Records from a collection
+ + + +

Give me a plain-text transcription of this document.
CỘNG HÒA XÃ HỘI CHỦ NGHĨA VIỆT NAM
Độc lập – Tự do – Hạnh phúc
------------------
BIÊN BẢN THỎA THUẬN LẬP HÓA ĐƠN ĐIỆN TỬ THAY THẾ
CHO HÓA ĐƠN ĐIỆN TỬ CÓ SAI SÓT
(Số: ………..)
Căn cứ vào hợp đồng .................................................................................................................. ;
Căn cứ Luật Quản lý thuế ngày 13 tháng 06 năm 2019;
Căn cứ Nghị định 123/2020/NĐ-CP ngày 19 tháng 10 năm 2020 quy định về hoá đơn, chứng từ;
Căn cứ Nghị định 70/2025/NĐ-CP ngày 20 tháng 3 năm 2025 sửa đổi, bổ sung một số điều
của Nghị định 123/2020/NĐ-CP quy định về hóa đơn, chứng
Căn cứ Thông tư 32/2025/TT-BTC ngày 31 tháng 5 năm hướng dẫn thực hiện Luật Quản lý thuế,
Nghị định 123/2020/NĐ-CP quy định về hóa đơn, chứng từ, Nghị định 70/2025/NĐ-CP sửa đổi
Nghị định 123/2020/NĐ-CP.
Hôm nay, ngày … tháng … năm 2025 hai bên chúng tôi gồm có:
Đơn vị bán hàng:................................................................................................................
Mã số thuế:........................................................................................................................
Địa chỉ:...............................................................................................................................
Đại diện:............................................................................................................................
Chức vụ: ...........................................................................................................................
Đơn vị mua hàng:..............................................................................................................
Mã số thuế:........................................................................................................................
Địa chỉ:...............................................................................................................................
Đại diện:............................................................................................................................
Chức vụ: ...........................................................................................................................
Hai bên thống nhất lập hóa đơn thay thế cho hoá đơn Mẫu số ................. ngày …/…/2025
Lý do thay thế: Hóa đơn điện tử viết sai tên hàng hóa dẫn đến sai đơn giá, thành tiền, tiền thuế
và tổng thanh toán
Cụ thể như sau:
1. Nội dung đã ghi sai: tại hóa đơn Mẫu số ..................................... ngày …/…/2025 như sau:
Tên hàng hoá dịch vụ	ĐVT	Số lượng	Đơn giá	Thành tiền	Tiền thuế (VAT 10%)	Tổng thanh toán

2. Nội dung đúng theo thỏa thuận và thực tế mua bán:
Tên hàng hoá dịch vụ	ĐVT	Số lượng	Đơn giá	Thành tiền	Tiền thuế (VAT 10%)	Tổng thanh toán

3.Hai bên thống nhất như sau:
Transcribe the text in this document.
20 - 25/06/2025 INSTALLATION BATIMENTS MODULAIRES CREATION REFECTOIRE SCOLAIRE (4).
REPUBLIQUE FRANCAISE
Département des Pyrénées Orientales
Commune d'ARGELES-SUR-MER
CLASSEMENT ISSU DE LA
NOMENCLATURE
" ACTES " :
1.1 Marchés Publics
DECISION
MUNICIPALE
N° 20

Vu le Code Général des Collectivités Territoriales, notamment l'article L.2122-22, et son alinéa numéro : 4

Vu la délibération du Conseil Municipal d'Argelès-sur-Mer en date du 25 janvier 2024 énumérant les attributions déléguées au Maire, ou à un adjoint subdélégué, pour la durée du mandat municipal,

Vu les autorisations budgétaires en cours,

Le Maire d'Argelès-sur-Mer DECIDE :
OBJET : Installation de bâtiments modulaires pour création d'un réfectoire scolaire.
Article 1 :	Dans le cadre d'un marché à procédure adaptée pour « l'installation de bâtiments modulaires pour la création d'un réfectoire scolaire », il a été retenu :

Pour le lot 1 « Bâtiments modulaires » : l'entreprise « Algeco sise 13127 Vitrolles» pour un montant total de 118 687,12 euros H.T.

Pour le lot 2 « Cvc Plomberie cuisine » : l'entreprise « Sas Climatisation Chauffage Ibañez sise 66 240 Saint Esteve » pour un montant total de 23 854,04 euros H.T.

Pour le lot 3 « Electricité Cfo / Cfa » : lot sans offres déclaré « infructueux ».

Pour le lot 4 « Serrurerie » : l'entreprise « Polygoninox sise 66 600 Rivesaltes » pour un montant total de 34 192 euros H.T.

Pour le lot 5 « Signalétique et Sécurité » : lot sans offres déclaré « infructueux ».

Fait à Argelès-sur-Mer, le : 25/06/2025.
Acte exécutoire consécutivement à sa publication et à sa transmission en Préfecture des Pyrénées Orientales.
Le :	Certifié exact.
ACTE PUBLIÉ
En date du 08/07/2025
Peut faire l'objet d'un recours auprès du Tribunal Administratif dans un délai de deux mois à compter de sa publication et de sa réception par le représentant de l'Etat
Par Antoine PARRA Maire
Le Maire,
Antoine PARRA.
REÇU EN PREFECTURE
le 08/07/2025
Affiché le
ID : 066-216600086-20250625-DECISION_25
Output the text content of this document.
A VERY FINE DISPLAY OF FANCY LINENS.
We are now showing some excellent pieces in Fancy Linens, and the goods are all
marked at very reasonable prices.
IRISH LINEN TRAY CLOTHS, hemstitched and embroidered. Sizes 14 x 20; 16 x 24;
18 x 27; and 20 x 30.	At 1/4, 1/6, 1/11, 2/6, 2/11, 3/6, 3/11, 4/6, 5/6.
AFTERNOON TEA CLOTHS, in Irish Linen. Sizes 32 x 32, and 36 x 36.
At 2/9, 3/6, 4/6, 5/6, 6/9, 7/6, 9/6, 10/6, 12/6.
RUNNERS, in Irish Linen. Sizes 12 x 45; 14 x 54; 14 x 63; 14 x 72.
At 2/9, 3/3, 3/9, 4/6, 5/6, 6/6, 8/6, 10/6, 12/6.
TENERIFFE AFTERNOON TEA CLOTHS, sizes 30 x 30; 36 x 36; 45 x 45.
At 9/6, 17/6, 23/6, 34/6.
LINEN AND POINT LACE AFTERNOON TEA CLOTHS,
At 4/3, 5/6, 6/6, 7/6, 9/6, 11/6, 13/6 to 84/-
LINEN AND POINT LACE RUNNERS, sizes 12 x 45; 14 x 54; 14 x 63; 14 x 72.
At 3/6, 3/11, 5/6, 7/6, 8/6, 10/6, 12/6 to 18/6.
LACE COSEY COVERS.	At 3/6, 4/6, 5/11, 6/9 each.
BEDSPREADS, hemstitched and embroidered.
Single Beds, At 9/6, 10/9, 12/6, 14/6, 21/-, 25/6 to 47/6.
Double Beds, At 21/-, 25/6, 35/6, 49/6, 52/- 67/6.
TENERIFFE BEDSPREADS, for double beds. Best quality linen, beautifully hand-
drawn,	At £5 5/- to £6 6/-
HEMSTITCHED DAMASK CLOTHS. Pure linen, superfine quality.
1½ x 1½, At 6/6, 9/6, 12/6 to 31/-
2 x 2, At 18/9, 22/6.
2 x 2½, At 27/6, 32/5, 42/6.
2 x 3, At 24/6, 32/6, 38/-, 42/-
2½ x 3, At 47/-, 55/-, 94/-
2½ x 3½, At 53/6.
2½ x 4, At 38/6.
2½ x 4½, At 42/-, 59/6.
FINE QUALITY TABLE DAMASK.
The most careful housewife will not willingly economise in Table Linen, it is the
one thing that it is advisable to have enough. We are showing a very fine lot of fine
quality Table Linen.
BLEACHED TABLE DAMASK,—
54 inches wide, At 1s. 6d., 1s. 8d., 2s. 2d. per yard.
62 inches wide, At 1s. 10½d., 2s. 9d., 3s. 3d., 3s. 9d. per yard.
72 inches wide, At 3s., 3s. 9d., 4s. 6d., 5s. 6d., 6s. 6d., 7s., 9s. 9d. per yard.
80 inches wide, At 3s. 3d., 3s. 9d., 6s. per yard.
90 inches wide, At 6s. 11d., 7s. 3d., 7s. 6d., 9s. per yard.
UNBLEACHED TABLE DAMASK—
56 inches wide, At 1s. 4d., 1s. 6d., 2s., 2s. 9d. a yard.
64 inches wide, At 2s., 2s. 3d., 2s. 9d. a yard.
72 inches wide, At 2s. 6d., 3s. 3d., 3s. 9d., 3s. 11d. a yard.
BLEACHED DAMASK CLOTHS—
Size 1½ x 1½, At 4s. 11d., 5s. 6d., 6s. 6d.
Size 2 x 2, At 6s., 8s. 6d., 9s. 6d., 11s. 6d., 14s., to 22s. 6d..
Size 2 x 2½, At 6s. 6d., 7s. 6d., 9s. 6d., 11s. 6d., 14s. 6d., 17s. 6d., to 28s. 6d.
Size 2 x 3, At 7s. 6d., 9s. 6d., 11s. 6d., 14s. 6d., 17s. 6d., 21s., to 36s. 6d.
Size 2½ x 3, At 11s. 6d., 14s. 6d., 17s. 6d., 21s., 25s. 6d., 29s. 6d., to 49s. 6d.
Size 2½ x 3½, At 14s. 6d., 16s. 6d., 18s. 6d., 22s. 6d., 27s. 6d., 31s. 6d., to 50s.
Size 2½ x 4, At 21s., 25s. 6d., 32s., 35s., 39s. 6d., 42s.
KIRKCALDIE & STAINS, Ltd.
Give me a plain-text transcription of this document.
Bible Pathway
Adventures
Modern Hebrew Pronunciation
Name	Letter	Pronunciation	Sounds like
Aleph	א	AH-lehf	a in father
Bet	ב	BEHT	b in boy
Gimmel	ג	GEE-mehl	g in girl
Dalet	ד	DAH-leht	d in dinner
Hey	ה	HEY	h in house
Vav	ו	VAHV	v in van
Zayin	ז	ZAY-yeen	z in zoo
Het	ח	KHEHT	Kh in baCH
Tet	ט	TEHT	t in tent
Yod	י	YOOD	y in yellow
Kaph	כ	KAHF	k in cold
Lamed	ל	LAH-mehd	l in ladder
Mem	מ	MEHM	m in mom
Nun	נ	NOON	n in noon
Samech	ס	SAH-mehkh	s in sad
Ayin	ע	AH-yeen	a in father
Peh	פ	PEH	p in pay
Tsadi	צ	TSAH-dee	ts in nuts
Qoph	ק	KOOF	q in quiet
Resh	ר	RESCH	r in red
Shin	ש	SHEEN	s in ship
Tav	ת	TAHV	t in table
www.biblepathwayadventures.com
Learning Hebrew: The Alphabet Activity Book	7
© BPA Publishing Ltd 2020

+ + + +

■ **OBJECTIVE**: Every line containing the string "sise" must be listed.

■ **FULL OUTPUT**:
Pour le lot 1 « Bâtiments modulaires » : l'entreprise « Algeco sise 13127 Vitrolles» pour un montant total de 118 687,12 euros H.T.
Pour le lot 2 « Cvc Plomberie cuisine » : l'entreprise « Sas Climatisation Chauffage Ibañez sise 66 240 Saint Esteve » pour un montant total de 23 854,04 euros H.T.
Pour le lot 4 « Serrurerie » : l'entreprise « Polygoninox sise 66 600 Rivesaltes » pour un montant total de 34 192 euros H.T.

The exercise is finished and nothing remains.